__Request__. Without the images, write out the whole listing exactly.

Data entries
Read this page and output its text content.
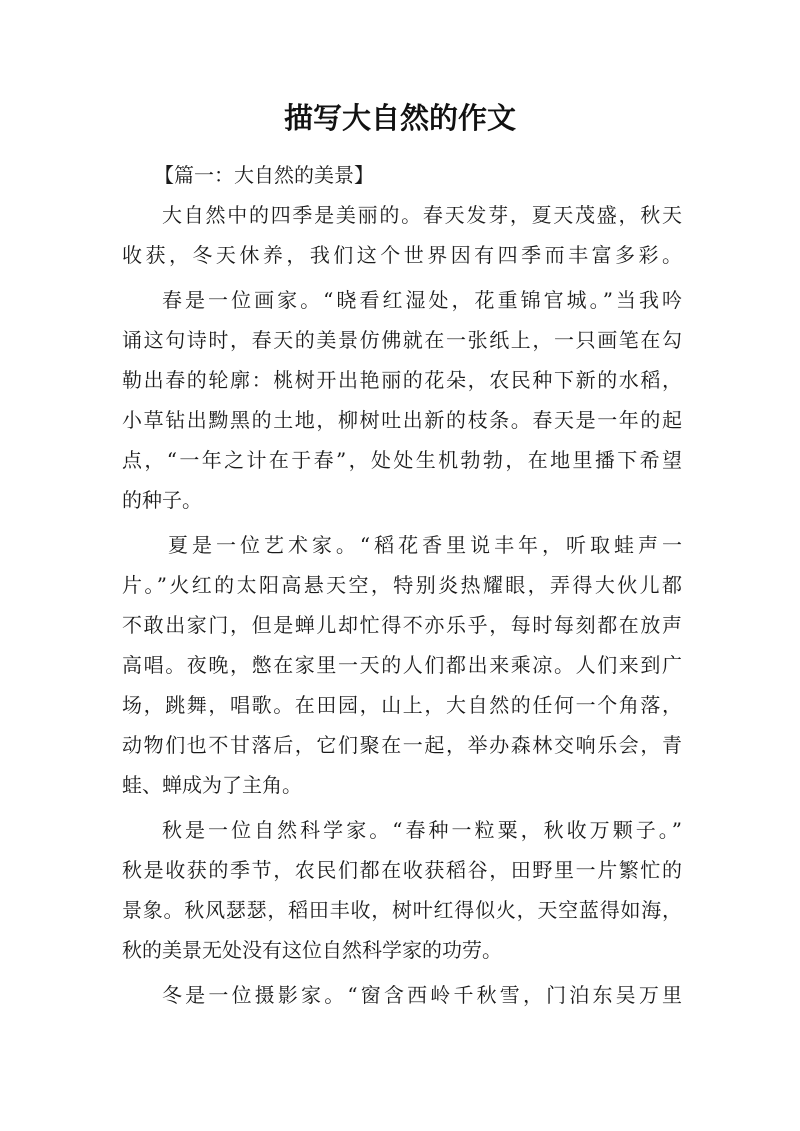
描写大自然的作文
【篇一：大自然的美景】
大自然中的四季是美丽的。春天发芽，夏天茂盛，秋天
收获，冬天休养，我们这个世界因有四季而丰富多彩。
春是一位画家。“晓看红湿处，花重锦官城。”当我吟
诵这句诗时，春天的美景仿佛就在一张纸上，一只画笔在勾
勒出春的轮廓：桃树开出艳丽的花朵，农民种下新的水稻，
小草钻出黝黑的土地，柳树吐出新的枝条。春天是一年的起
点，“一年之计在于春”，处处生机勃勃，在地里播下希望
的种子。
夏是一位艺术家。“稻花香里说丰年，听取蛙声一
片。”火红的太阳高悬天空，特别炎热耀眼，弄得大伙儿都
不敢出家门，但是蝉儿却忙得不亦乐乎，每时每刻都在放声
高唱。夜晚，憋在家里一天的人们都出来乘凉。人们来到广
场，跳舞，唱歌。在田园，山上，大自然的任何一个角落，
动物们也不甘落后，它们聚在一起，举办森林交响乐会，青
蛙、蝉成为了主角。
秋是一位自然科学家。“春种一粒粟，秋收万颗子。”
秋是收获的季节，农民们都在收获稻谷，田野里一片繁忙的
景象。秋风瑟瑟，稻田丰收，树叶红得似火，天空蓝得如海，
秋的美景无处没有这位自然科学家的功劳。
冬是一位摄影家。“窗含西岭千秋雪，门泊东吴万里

__Response to this exercise__.
Read this page and output its text content.
描写大自然的作文
【篇一：大自然的美景】
大自然中的四季是美丽的。春天发芽，夏天茂盛，秋天
收获，冬天休养，我们这个世界因有四季而丰富多彩。
春是一位画家。“晓看红湿处，花重锦官城。”当我吟
诵这句诗时，春天的美景仿佛就在一张纸上，一只画笔在勾
勒出春的轮廓：桃树开出艳丽的花朵，农民种下新的水稻，
小草钻出黝黑的土地，柳树吐出新的枝条。春天是一年的起
点，“一年之计在于春”，处处生机勃勃，在地里播下希望
的种子。
夏是一位艺术家。“稻花香里说丰年，听取蛙声一
片。”火红的太阳高悬天空，特别炎热耀眼，弄得大伙儿都
不敢出家门，但是蝉儿却忙得不亦乐乎，每时每刻都在放声
高唱。夜晚，憋在家里一天的人们都出来乘凉。人们来到广
场，跳舞，唱歌。在田园，山上，大自然的任何一个角落，
动物们也不甘落后，它们聚在一起，举办森林交响乐会，青
蛙、蝉成为了主角。
秋是一位自然科学家。“春种一粒粟，秋收万颗子。”
秋是收获的季节，农民们都在收获稻谷，田野里一片繁忙的
景象。秋风瑟瑟，稻田丰收，树叶红得似火，天空蓝得如海，
秋的美景无处没有这位自然科学家的功劳。
冬是一位摄影家。“窗含西岭千秋雪，门泊东吴万里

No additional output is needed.